═══ EXTRACT

In other words, the beekeeper must have been at fault, and if
thru no fault of the beekeeper some other person is injured,
the beekeeper is not liable. It was so held in a New York case,
Earl vs. Van Alstine, 8 Barb. 630, which was an action for damages
caused by plaintiff's horses being stung, resulting in the death
of one of the horses.
EARL VS. VAN ALSTINE
The facts in this case were: That Van Alstine was the owner of
15 hives of bees. The bees were kept in his yard, adjoining the
public highway. Earl, the plaintiff in the case, was traveling
along the highway with a team of horses, and when he passed Van
Alstine's place the bees attacked his horses and stung them so
severely one died. Action was brought in the Justice's Court
and Earl secured judgment for the sum of $70.25 and costs. The
case was appealed to the County Court of Wayne County where the
judgment was reversed. From the County Court the case was appealed
to the Supreme Court, Seventh Judicial District, which court
affirmed the decision of the County Court, the decision being
of date June 4, 1850.
The opinion was written by Justice Selden, and he discussed very
thoroly the questions involved, the opinion being in part as
follows:
This case presents
two questions:
1. Is any one who keeps bees liable, at all events, for any injury
they may do?
2. Did the defendant keep those bees in an improper manner or
place, so as to render him liable on that account?
It is insisted by the plaintiff that, while the proprietor of
animals of a tame or domestic nature (domitae naturae) is liable
for injuries done by them (aside from trespasses upon the soil)
only after notice of some vicious habit or propensity of such
animal; that one who keeps animals ferae naturae is responsible
at all events for any injury they may do, and that as bees belong
to the latter class, it follows, of course, that the defendant
is liable.

══════

◆ **SET PROBLEM 1**: In the entries, starting with the first line and going on through the line with "series-line — [141, 161, 494, 205]", switch each "data-label" to "value-label" and give those lines again with everything else unchanged.

═══ MATERIAL FOR THIS TASK

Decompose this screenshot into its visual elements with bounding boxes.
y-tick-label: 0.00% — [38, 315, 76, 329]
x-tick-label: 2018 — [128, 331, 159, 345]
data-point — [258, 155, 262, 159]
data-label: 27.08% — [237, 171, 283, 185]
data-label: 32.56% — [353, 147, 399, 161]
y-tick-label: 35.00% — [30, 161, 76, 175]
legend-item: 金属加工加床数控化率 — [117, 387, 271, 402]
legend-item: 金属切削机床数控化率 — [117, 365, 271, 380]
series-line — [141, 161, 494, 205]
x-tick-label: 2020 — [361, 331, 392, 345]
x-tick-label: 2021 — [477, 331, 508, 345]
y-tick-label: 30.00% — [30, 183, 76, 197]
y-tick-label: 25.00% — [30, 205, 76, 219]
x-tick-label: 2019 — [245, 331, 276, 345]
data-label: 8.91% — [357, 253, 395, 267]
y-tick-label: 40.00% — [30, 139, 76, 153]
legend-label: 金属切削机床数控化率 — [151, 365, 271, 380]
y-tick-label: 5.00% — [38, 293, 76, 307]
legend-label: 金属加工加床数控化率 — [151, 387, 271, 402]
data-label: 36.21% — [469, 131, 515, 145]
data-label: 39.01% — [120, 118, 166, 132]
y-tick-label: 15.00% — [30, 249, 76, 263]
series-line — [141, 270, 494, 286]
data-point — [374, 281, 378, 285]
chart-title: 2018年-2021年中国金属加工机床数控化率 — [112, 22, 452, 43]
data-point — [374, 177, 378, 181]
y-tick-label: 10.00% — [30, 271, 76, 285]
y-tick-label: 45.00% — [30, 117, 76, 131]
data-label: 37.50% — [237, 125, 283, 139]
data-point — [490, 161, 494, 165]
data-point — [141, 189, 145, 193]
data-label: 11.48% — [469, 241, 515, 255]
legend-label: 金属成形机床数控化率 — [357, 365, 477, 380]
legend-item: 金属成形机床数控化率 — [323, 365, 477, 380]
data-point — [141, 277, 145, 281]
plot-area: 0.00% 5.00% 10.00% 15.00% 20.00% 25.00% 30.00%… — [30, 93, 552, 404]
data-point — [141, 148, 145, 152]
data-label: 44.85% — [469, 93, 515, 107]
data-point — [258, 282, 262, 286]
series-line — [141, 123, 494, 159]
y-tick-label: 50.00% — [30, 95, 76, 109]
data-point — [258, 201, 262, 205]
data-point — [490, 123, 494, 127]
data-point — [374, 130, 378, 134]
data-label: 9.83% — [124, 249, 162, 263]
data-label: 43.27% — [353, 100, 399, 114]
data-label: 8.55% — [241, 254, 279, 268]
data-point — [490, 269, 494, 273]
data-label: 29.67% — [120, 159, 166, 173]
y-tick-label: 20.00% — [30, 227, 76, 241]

══════

◆ **SET PROBLEM 2**: Reproduce the passage on beekeepers' liability word for word, starting with "2. Did the defendant" and going on through "upon the soil)".

◆ **TASK ANSWER 1**:
Decompose this screenshot into its visual elements with bounding boxes.
y-tick-label: 0.00% — [38, 315, 76, 329]
x-tick-label: 2018 — [128, 331, 159, 345]
data-point — [258, 155, 262, 159]
value-label: 27.08% — [237, 171, 283, 185]
value-label: 32.56% — [353, 147, 399, 161]
y-tick-label: 35.00% — [30, 161, 76, 175]
legend-item: 金属加工加床数控化率 — [117, 387, 271, 402]
legend-item: 金属切削机床数控化率 — [117, 365, 271, 380]
series-line — [141, 161, 494, 205]

◆ **TASK ANSWER 2**:
2. Did the defendant keep those bees in an improper manner or
place, so as to render him liable on that account?
It is insisted by the plaintiff that, while the proprietor of
animals of a tame or domestic nature (domitae naturae) is liable
for injuries done by them (aside from trespasses upon the soil)